[start Record set]
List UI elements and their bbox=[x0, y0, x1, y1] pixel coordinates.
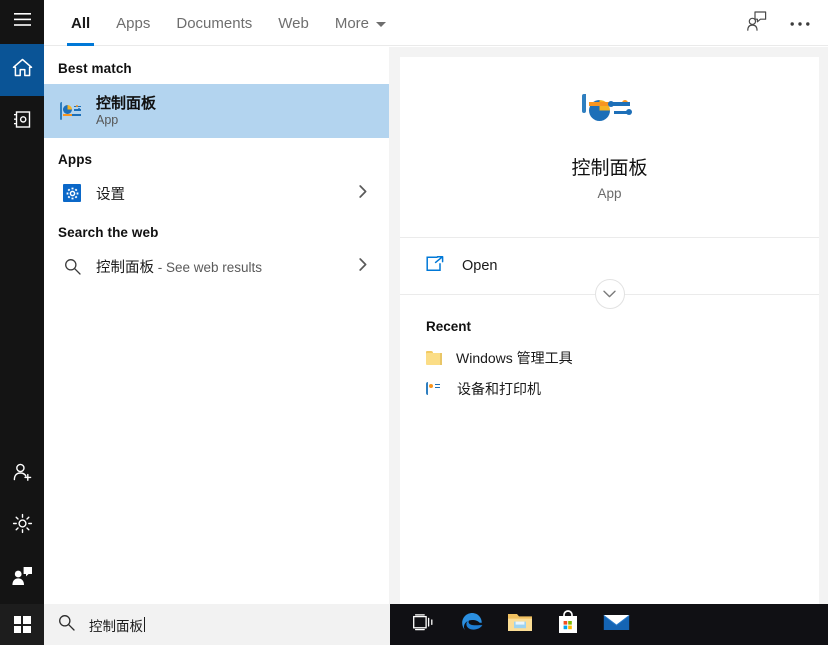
tab-apps-label: Apps bbox=[116, 14, 151, 32]
search-input-value: 控制面板 bbox=[89, 618, 143, 634]
devices-printers-icon bbox=[426, 382, 443, 395]
sidebar-item-account[interactable] bbox=[0, 448, 44, 500]
list-item-web-search[interactable]: 控制面板 - See web results bbox=[44, 248, 389, 284]
taskbar-edge-button[interactable] bbox=[448, 604, 496, 645]
tab-list: All Apps Documents Web More bbox=[58, 0, 399, 46]
edge-icon bbox=[459, 609, 485, 640]
tab-web-label: Web bbox=[278, 14, 309, 32]
chevron-down-icon bbox=[603, 285, 616, 303]
list-item-settings-label: 设置 bbox=[96, 186, 125, 203]
recent-item-devices-printers-label: 设备和打印机 bbox=[457, 380, 541, 397]
web-search-query: 控制面板 bbox=[96, 259, 154, 276]
best-match-title: 控制面板 bbox=[96, 95, 157, 112]
expand-actions-button[interactable] bbox=[594, 279, 625, 309]
preview-subtitle: App bbox=[597, 185, 622, 201]
preview-divider bbox=[400, 279, 819, 309]
feedback-button[interactable] bbox=[744, 10, 768, 36]
web-heading: Search the web bbox=[58, 225, 159, 240]
results-list: Best match 控制面板 App Apps 设置 Search the w… bbox=[0, 47, 389, 604]
notebook-icon bbox=[13, 110, 32, 134]
open-action-label: Open bbox=[462, 258, 498, 274]
list-item-settings[interactable]: 设置 bbox=[44, 175, 389, 211]
taskbar-mail-button[interactable] bbox=[592, 604, 640, 645]
settings-gear-icon bbox=[58, 184, 86, 202]
hamburger-menu-button[interactable] bbox=[0, 0, 44, 44]
preview-header: 控制面板 App bbox=[400, 57, 819, 238]
tab-apps[interactable]: Apps bbox=[103, 0, 163, 46]
chevron-right-icon[interactable] bbox=[359, 258, 367, 274]
mail-icon bbox=[603, 612, 630, 637]
chevron-right-icon[interactable] bbox=[359, 185, 367, 201]
tab-web[interactable]: Web bbox=[265, 0, 322, 46]
best-match-subtitle: App bbox=[96, 113, 119, 127]
search-icon bbox=[58, 258, 86, 275]
apps-heading: Apps bbox=[58, 152, 93, 167]
store-icon bbox=[557, 610, 579, 639]
file-explorer-icon bbox=[507, 611, 533, 638]
recent-item-devices-printers[interactable]: 设备和打印机 bbox=[400, 373, 819, 404]
tab-documents-label: Documents bbox=[176, 14, 253, 32]
hamburger-icon bbox=[13, 13, 31, 31]
taskbar bbox=[390, 604, 828, 645]
taskbar-store-button[interactable] bbox=[544, 604, 592, 645]
ellipsis-icon bbox=[790, 14, 810, 32]
windows-logo-icon bbox=[13, 616, 31, 633]
web-search-suffix: - See web results bbox=[154, 259, 263, 275]
header-actions bbox=[744, 0, 812, 46]
feedback-person-icon bbox=[11, 566, 33, 591]
open-external-icon bbox=[426, 255, 444, 277]
rail-bottom-group bbox=[0, 448, 44, 604]
task-view-icon bbox=[413, 613, 435, 636]
text-caret bbox=[144, 617, 145, 632]
tab-more[interactable]: More bbox=[322, 0, 399, 46]
home-icon bbox=[12, 58, 33, 82]
best-match-heading: Best match bbox=[58, 61, 132, 76]
person-add-icon bbox=[12, 462, 33, 487]
start-button[interactable] bbox=[0, 604, 44, 645]
tab-more-label: More bbox=[334, 14, 370, 32]
control-panel-icon bbox=[581, 93, 638, 136]
sidebar-item-home[interactable] bbox=[0, 44, 44, 96]
search-input[interactable]: 控制面板 bbox=[44, 604, 390, 645]
search-flyout: All Apps Documents Web More Best match 控… bbox=[0, 0, 828, 604]
sidebar-item-feedback[interactable] bbox=[0, 552, 44, 604]
recent-item-admin-tools[interactable]: Windows 管理工具 bbox=[400, 342, 819, 373]
taskbar-task-view-button[interactable] bbox=[400, 604, 448, 645]
taskbar-file-explorer-button[interactable] bbox=[496, 604, 544, 645]
best-match-texts: 控制面板 App bbox=[96, 95, 156, 127]
tab-documents[interactable]: Documents bbox=[163, 0, 265, 46]
web-search-text: 控制面板 - See web results bbox=[96, 256, 262, 277]
more-options-button[interactable] bbox=[788, 11, 812, 35]
tab-all[interactable]: All bbox=[58, 0, 103, 46]
person-feedback-icon bbox=[746, 10, 767, 36]
preview-title: 控制面板 bbox=[571, 157, 648, 179]
control-panel-icon bbox=[58, 101, 86, 121]
best-match-result[interactable]: 控制面板 App bbox=[0, 84, 389, 138]
gear-icon bbox=[12, 513, 33, 539]
sidebar-item-notebook[interactable] bbox=[0, 96, 44, 148]
chevron-down-icon bbox=[376, 21, 387, 27]
search-tabbar: All Apps Documents Web More bbox=[44, 0, 828, 46]
recent-item-admin-tools-label: Windows 管理工具 bbox=[456, 349, 573, 366]
left-rail bbox=[0, 0, 44, 645]
preview-card: 控制面板 App Open Recent Windows 管理工具 设备和打印机 bbox=[400, 57, 819, 604]
sidebar-item-settings[interactable] bbox=[0, 500, 44, 552]
folder-icon bbox=[426, 350, 442, 365]
tab-all-label: All bbox=[71, 14, 91, 32]
search-icon bbox=[58, 614, 75, 636]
[end Record set]
**Exercise:**
Can you render every line of the items above as a numbered list, skipping blank lines and leaving the pictures out?

**Task answer:**
1. List UI elements and their bbox=[x0, y0, x1, y1] pixel coordinates.
2. tab-apps-label: Apps bbox=[116, 14, 151, 32]
3. search-input-value: 控制面板 bbox=[89, 618, 143, 634]
4. devices-printers-icon bbox=[426, 382, 443, 395]
5. sidebar-item-account[interactable] bbox=[0, 448, 44, 500]
6. list-item-web-search[interactable]: 控制面板 - See web results bbox=[44, 248, 389, 284]
7. taskbar-edge-button[interactable] bbox=[448, 604, 496, 645]
8. tab-list: All Apps Documents Web More bbox=[58, 0, 399, 46]
9. edge-icon bbox=[459, 609, 485, 640]
10. tab-web-label: Web bbox=[278, 14, 309, 32]
11. chevron-down-icon bbox=[603, 285, 616, 303]
12. list-item-settings-label: 设置 bbox=[96, 186, 125, 203]
13. recent-item-devices-printers-label: 设备和打印机 bbox=[457, 380, 541, 397]
14. web-search-query: 控制面板 bbox=[96, 259, 154, 276]
15. best-match-title: 控制面板 bbox=[96, 95, 157, 112]
16. expand-actions-button[interactable] bbox=[594, 279, 625, 309]
17. preview-subtitle: App bbox=[597, 185, 622, 201]
18. preview-divider bbox=[400, 279, 819, 309]
19. feedback-button[interactable] bbox=[744, 10, 768, 36]
20. web-heading: Search the web bbox=[58, 225, 159, 240]
21. results-list: Best match 控制面板 App Apps 设置 Search the w… bbox=[0, 47, 389, 604]
22. notebook-icon bbox=[13, 110, 32, 134]
23. open-action-label: Open bbox=[462, 258, 498, 274]
24. list-item-settings[interactable]: 设置 bbox=[44, 175, 389, 211]
25. taskbar-mail-button[interactable] bbox=[592, 604, 640, 645]
26. settings-gear-icon bbox=[58, 184, 86, 202]
27. hamburger-menu-button[interactable] bbox=[0, 0, 44, 44]
28. preview-header: 控制面板 App bbox=[400, 57, 819, 238]
29. tab-apps[interactable]: Apps bbox=[103, 0, 163, 46]
30. chevron-right-icon[interactable] bbox=[359, 258, 367, 274]
31. mail-icon bbox=[603, 612, 630, 637]
32. chevron-right-icon[interactable] bbox=[359, 185, 367, 201]
33. tab-web[interactable]: Web bbox=[265, 0, 322, 46]
34. best-match-subtitle: App bbox=[96, 113, 119, 127]
35. search-icon bbox=[58, 258, 86, 275]
36. apps-heading: Apps bbox=[58, 152, 93, 167]
37. store-icon bbox=[557, 610, 579, 639]
38. file-explorer-icon bbox=[507, 611, 533, 638]
39. recent-item-devices-printers[interactable]: 设备和打印机 bbox=[400, 373, 819, 404]
40. tab-documents-label: Documents bbox=[176, 14, 253, 32]
41. hamburger-icon bbox=[13, 13, 31, 31]
42. taskbar bbox=[390, 604, 828, 645]
43. taskbar-store-button[interactable] bbox=[544, 604, 592, 645]
44. ellipsis-icon bbox=[790, 14, 810, 32]
45. windows-logo-icon bbox=[13, 616, 31, 633]
46. web-search-suffix: - See web results bbox=[154, 259, 263, 275]
47. header-actions bbox=[744, 0, 812, 46]
48. feedback-person-icon bbox=[11, 566, 33, 591]
49. open-external-icon bbox=[426, 255, 444, 277]
50. rail-bottom-group bbox=[0, 448, 44, 604]
51. task-view-icon bbox=[413, 613, 435, 636]
52. text-caret bbox=[144, 617, 145, 632]
53. tab-more[interactable]: More bbox=[322, 0, 399, 46]
54. home-icon bbox=[12, 58, 33, 82]
55. best-match-heading: Best match bbox=[58, 61, 132, 76]
56. person-add-icon bbox=[12, 462, 33, 487]
57. start-button[interactable] bbox=[0, 604, 44, 645]
58. tab-more-label: More bbox=[334, 14, 370, 32]
59. control-panel-icon bbox=[581, 93, 638, 136]
60. sidebar-item-home[interactable] bbox=[0, 44, 44, 96]
61. search-input[interactable]: 控制面板 bbox=[44, 604, 390, 645]
62. search-flyout: All Apps Documents Web More Best match 控… bbox=[0, 0, 828, 604]
63. sidebar-item-feedback[interactable] bbox=[0, 552, 44, 604]
64. recent-item-admin-tools[interactable]: Windows 管理工具 bbox=[400, 342, 819, 373]
65. taskbar-task-view-button[interactable] bbox=[400, 604, 448, 645]
66. taskbar-file-explorer-button[interactable] bbox=[496, 604, 544, 645]
67. best-match-texts: 控制面板 App bbox=[96, 95, 156, 127]
68. tab-documents[interactable]: Documents bbox=[163, 0, 265, 46]
69. web-search-text: 控制面板 - See web results bbox=[96, 256, 262, 277]
70. more-options-button[interactable] bbox=[788, 11, 812, 35]
71. tab-all[interactable]: All bbox=[58, 0, 103, 46]
72. person-feedback-icon bbox=[746, 10, 767, 36]
73. preview-title: 控制面板 bbox=[571, 157, 648, 179]
74. control-panel-icon bbox=[58, 101, 86, 121]
75. best-match-result[interactable]: 控制面板 App bbox=[0, 84, 389, 138]
76. gear-icon bbox=[12, 513, 33, 539]
77. sidebar-item-notebook[interactable] bbox=[0, 96, 44, 148]
78. chevron-down-icon bbox=[376, 21, 387, 27]
79. search-tabbar: All Apps Documents Web More bbox=[44, 0, 828, 46]
80. recent-item-admin-tools-label: Windows 管理工具 bbox=[456, 349, 573, 366]
81. left-rail bbox=[0, 0, 44, 645]
82. preview-card: 控制面板 App Open Recent Windows 管理工具 设备和打印机 bbox=[400, 57, 819, 604]
83. sidebar-item-settings[interactable] bbox=[0, 500, 44, 552]
84. folder-icon bbox=[426, 350, 442, 365]
85. tab-all-label: All bbox=[71, 14, 91, 32]
86. search-icon bbox=[58, 614, 75, 636]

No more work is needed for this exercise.